Exclude the pictures and return every line exactly as written.
>> START Records
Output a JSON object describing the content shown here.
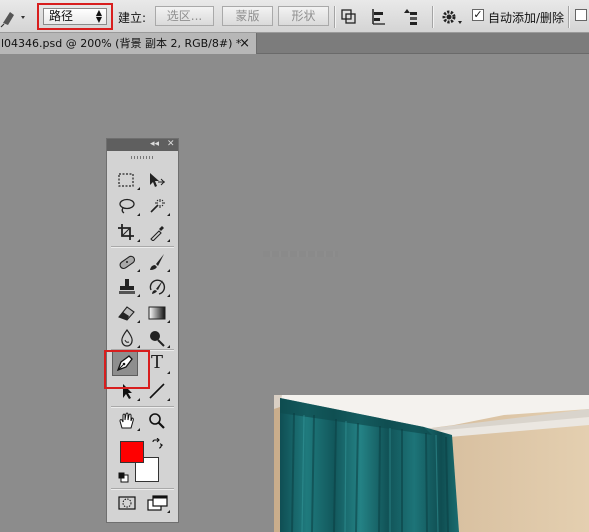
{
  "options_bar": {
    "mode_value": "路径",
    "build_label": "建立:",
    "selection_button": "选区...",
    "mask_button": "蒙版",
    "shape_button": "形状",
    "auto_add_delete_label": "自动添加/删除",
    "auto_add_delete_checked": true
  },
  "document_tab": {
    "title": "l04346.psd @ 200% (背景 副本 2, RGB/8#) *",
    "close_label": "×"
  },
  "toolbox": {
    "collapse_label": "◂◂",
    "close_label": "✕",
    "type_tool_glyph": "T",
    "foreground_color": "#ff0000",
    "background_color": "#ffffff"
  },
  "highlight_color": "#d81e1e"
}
>> END Records
▶ Written response:
Output a JSON object describing the content shown here.
{
  "options_bar": {
    "mode_value": "路径",
    "build_label": "建立:",
    "selection_button": "选区...",
    "mask_button": "蒙版",
    "shape_button": "形状",
    "auto_add_delete_label": "自动添加/删除",
    "auto_add_delete_checked": true
  },
  "document_tab": {
    "title": "l04346.psd @ 200% (背景 副本 2, RGB/8#) *",
    "close_label": "×"
  },
  "toolbox": {
    "collapse_label": "◂◂",
    "close_label": "✕",
    "type_tool_glyph": "T",
    "foreground_color": "#ff0000",
    "background_color": "#ffffff"
  },
  "highlight_color": "#d81e1e"
}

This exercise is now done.